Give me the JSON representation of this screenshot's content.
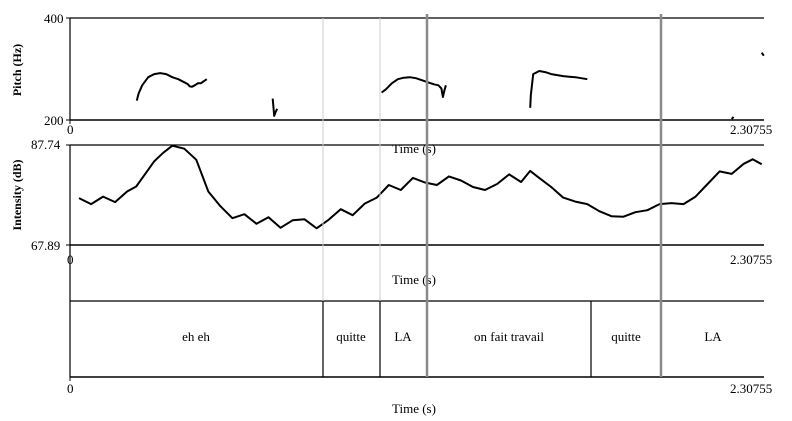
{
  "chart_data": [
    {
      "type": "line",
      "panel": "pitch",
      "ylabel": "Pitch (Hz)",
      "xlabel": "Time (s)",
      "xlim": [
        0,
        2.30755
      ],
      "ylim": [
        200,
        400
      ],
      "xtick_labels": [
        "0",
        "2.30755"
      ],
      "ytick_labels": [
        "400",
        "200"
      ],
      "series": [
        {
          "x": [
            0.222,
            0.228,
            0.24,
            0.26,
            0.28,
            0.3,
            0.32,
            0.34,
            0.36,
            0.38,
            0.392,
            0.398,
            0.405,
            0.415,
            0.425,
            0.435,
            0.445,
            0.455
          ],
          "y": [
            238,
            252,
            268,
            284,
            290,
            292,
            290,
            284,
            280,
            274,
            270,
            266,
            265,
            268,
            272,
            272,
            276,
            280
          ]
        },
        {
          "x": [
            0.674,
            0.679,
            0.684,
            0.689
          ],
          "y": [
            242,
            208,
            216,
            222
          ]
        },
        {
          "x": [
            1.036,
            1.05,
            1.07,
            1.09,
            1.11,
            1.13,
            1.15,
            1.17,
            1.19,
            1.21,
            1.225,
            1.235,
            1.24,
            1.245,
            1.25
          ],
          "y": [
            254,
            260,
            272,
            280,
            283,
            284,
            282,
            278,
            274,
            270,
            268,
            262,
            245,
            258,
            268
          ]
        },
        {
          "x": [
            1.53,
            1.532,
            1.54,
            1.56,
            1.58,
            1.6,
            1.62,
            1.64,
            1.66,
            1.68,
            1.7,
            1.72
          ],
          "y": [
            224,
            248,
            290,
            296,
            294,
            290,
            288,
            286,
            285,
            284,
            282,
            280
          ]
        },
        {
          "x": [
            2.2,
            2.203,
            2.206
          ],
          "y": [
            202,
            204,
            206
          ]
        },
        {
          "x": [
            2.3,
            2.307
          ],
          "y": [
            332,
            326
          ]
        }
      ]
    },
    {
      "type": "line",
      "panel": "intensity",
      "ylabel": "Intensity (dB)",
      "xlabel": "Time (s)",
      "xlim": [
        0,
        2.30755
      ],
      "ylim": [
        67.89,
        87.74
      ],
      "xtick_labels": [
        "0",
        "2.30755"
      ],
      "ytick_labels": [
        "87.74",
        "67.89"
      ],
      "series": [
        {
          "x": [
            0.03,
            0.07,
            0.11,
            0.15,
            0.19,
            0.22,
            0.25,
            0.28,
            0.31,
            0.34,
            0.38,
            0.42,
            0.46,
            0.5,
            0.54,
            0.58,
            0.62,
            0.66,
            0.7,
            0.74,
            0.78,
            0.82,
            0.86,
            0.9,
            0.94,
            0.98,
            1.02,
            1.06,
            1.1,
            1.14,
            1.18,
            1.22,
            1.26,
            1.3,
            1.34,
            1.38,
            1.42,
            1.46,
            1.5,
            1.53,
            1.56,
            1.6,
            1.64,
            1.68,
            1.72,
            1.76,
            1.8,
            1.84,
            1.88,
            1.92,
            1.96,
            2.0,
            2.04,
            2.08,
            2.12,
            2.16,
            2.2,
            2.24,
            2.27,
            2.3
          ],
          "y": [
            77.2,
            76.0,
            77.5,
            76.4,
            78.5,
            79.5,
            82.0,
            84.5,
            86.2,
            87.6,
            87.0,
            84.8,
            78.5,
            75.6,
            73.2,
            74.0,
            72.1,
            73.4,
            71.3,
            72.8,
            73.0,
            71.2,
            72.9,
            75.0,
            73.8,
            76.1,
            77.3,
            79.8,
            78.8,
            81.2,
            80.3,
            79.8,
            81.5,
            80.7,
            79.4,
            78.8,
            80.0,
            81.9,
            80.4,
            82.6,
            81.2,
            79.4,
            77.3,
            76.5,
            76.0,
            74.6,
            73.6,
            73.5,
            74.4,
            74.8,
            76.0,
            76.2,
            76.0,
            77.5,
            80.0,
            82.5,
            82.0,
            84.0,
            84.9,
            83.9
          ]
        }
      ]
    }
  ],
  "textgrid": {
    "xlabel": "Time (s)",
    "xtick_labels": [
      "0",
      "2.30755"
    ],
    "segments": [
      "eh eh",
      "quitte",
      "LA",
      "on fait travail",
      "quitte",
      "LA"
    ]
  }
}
━━━━
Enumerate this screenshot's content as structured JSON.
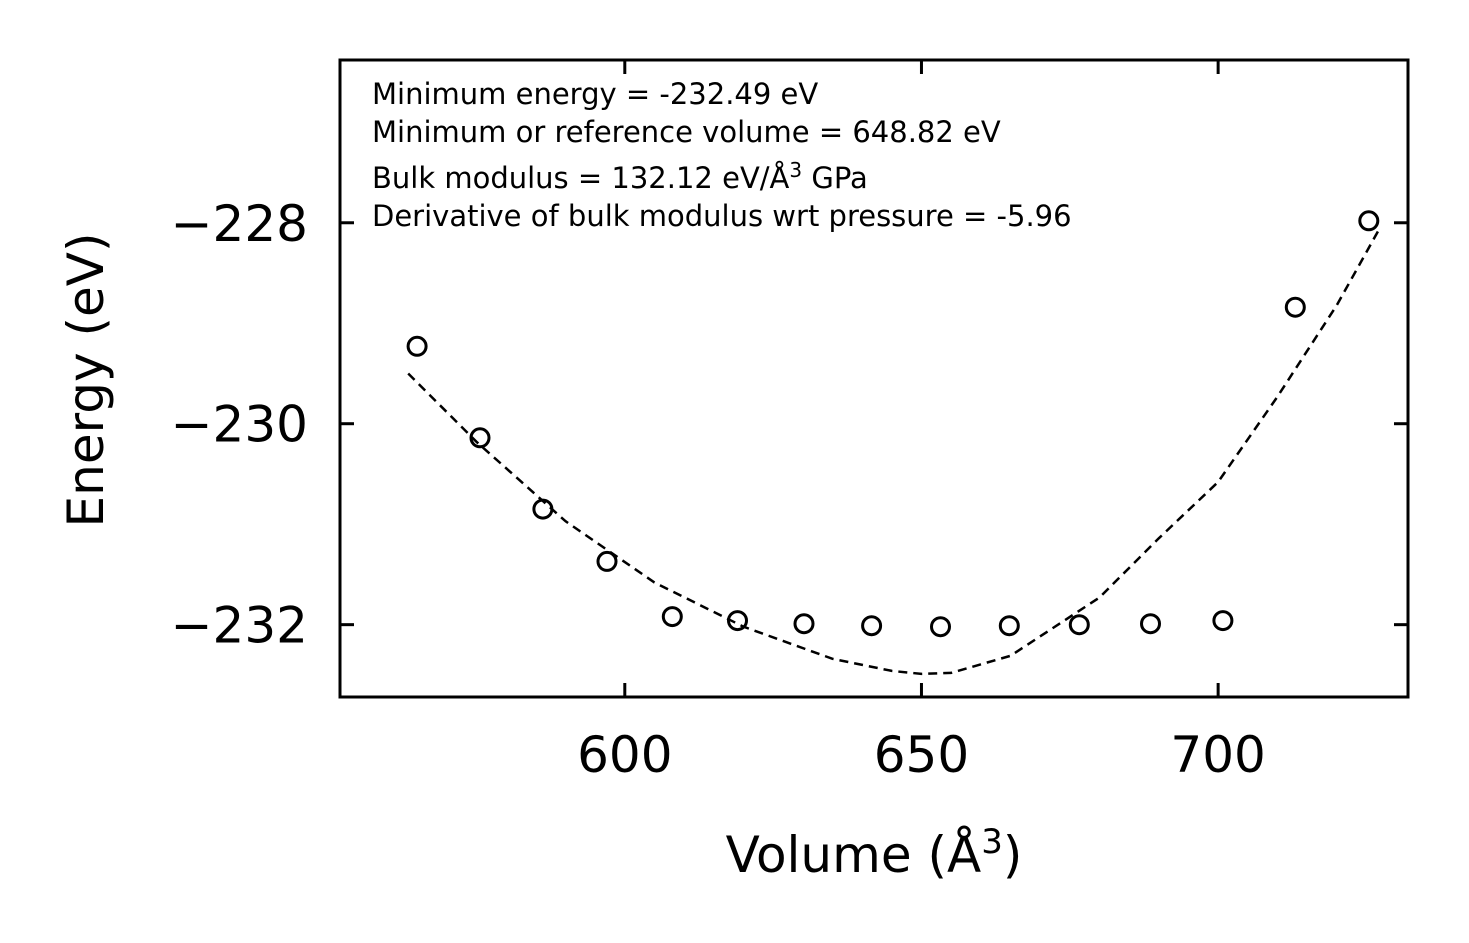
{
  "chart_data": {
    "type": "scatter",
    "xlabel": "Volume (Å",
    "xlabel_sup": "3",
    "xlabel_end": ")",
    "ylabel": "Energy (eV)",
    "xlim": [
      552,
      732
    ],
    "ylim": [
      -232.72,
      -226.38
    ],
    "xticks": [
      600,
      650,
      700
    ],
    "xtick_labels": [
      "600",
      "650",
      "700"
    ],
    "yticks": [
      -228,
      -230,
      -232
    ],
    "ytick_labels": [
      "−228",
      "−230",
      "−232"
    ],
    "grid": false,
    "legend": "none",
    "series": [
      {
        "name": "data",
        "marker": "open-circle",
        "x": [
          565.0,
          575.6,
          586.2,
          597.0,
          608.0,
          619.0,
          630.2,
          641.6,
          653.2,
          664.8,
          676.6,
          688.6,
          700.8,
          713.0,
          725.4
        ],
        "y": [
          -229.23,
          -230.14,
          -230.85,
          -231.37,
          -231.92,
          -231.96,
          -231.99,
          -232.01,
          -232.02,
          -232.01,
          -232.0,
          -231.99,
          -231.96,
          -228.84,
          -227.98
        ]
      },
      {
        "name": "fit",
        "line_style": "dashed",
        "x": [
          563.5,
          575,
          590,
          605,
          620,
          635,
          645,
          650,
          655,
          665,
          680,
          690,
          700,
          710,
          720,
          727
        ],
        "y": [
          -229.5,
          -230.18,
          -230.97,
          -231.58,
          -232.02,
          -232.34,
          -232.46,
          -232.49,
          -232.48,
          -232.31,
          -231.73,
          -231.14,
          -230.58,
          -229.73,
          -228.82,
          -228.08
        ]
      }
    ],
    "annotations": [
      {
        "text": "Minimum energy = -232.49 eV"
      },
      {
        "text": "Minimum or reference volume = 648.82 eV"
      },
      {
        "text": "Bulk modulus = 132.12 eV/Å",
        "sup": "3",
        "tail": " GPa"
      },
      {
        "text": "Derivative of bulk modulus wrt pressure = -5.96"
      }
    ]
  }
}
━━━━
How many lines of the entries above hold the string "ylabel"? Reply with the number alone.

Problem solution:
3